++++ Text section ++++
I am in R. I want to extract just the numbers from df1.
I have for example:
df1 <- data.frame( column1 = c("Any[12, 15, 20]", "Any[22, 23, 30]"), column2 = c("Any[4, 17]", "Any[]"), stringsAsFactors = F )
And I want a new df, that takes the integers within the brackets muliples by the row number, and keeps the column information corresponding to it.
e.g. new_df could look like
Time | Channel |
---|---|
12 | column1 |
15 | column1 |
20 | column1 |
44 | column1 |
46 | column1 |
60 | column1 |
8 | column2 |
34 | column2 |
I do not need to preserve any "NA" values, e.g If Any[] is empty. Anyone got any idea if this is possible please? I have ENORMOUS amounts of data in this format, so I cannot really do much manually. Cheers!
I already tried:
new_df$Time <- as.integer(df1$column1)
and that just gave blanks.
I also tried:
new_df$Time <- str_extract_all(new_df$Time, "\\d+" ) %>% lapply(function(x) as.integer(x)) %>% sapply(function(x) if.else(length(x) >0, x, NA) )
which only then returned the first integer within each bracket. e.g.
Time | Channel |
---|---|
12 | column1 |
44 | column1 |
8 | column2 |
library(dplyr)
library(purrr)
library(stringr)
library(tidyr)
df1|>
mutate(across(everything(), \(x) imap(str_extract_all(x, "\\d+"), ~ as.numeric(.x) * .y))) |>
pivot_longer(everything(), cols_vary = "slowest", names_to = "Time", values_to = "Channel") |>
unnest_longer(Channel)
How it works
This is similar to the approach you took in your initial attempt except I am using purrr::imap
instead of lapply
. The advantage here is that imap
gives you access to the list element name (.y
), which is the row number in this case, in addition to the list element (.x
). This makes the multiple multiplication step simple.
str_extract_all
extracts all the numbers from a column and outputs those numbers in a list:
str_extract_all(df1$column1, "\\d+")
[[1]]
[1] "12" "15" "20"
[[2]]
[1] "22" "23" "30"
imap
iterates over this list and does the multiplication:
imap(str_extract_all(df1$column1, "\\d+"), ~ as.numeric(.x) * .y)
[[1]]
[1] 12 15 20
[[2]]
[1] 44 46 60
Then the other two pipes are to reshape the data.
Output
Time Channel
<chr> <dbl>
1 column1 12
2 column1 15
3 column1 20
4 column1 44
5 column1 46
6 column1 60
7 column2 4
8 column2 17
++++
**Instructions to follow**
List every package that the R data-extraction thread loads with a library() call. The lines that come next have no connection to the R data-extraction thread.
++++ Recorded data ++++
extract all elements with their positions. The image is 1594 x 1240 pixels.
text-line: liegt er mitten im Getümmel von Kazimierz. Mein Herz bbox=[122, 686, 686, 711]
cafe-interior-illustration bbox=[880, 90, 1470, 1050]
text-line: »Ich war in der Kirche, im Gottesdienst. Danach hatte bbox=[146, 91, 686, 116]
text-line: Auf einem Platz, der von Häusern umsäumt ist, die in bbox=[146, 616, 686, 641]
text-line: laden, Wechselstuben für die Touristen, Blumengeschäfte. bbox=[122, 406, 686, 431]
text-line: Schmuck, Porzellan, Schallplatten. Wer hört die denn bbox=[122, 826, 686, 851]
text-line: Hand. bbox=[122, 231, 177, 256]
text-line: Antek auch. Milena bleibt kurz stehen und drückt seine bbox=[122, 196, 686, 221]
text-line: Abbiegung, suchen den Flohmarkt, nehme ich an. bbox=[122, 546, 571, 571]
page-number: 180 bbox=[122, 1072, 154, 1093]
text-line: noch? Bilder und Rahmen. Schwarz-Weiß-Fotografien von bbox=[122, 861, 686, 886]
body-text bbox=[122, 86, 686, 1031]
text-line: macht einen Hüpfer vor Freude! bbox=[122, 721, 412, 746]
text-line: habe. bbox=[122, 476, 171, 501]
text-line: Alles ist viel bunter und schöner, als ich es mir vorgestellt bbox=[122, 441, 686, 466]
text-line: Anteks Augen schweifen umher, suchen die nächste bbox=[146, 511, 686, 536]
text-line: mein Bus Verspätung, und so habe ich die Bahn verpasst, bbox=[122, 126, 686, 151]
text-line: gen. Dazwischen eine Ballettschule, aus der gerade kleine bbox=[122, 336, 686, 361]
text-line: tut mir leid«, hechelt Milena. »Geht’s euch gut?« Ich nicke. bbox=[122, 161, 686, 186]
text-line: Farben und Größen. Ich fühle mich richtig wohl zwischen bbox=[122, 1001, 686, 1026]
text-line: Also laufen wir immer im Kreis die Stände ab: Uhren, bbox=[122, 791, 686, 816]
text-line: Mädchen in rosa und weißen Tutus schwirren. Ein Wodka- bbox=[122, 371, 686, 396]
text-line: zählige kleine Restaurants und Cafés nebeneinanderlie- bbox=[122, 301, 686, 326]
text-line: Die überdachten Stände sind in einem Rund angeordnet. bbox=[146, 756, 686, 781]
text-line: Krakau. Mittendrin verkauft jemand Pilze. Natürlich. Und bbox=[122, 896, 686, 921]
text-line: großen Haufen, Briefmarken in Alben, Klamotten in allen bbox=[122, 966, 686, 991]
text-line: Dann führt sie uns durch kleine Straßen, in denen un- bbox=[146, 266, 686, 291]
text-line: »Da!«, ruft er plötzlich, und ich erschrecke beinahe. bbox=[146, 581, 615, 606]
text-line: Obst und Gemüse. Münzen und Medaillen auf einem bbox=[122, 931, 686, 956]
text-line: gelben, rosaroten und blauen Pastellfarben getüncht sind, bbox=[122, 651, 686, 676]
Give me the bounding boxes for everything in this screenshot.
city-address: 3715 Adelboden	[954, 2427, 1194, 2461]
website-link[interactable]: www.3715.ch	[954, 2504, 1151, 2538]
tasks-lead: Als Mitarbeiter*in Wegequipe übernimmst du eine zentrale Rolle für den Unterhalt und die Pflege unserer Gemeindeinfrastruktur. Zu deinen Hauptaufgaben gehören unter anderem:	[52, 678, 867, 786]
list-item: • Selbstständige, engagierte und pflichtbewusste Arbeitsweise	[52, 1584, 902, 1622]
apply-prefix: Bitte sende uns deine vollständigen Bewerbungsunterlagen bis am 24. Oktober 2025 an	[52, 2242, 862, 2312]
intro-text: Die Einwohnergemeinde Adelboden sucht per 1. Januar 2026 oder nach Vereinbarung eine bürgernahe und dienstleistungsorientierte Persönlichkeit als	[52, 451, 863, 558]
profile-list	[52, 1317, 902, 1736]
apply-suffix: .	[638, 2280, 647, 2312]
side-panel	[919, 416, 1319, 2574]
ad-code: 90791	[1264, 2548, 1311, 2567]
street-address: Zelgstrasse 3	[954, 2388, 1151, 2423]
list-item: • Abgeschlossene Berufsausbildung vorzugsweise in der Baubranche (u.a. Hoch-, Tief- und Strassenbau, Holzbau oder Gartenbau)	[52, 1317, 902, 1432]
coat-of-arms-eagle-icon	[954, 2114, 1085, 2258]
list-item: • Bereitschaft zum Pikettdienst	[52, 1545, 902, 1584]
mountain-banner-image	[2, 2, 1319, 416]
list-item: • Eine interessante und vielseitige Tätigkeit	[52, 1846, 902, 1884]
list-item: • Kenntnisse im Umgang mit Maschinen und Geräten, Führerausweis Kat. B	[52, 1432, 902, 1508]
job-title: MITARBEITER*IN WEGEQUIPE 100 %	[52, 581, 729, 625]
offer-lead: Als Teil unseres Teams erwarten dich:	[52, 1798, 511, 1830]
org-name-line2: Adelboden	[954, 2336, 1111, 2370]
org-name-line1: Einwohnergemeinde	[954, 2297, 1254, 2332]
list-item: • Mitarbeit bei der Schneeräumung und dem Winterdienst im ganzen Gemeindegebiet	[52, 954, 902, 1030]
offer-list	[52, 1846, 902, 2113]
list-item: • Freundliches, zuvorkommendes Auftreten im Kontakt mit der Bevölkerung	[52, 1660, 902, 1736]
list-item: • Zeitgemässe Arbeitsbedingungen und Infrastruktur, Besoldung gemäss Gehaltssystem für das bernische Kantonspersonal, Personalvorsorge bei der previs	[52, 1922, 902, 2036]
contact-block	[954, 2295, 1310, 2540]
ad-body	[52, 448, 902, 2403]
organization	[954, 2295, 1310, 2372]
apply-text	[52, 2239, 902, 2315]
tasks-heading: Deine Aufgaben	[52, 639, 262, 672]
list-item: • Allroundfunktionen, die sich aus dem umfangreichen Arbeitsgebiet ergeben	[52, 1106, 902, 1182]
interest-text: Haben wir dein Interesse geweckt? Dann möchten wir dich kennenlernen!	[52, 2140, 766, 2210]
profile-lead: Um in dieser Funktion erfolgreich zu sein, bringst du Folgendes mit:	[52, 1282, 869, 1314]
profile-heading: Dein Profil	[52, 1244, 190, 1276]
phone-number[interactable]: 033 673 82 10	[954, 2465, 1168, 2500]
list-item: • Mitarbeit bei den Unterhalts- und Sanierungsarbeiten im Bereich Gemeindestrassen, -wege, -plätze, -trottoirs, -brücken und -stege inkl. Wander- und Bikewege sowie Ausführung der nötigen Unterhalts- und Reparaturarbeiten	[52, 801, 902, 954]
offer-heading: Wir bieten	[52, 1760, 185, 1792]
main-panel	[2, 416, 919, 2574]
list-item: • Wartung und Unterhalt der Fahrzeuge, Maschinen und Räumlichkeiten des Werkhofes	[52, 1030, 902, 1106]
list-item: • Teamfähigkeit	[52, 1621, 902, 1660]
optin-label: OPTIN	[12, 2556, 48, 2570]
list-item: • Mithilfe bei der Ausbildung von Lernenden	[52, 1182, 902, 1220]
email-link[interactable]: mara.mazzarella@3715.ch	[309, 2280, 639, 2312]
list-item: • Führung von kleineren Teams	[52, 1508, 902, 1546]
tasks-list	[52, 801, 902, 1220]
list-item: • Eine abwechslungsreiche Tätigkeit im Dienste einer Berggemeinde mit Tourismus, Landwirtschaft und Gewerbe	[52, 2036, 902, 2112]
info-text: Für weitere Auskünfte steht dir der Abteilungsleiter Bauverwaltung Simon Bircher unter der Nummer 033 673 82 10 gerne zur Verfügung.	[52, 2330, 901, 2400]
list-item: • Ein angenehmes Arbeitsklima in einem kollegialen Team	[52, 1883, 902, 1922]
++++
**Solution for this exercise**
dplyr, purrr, stringr, tidyr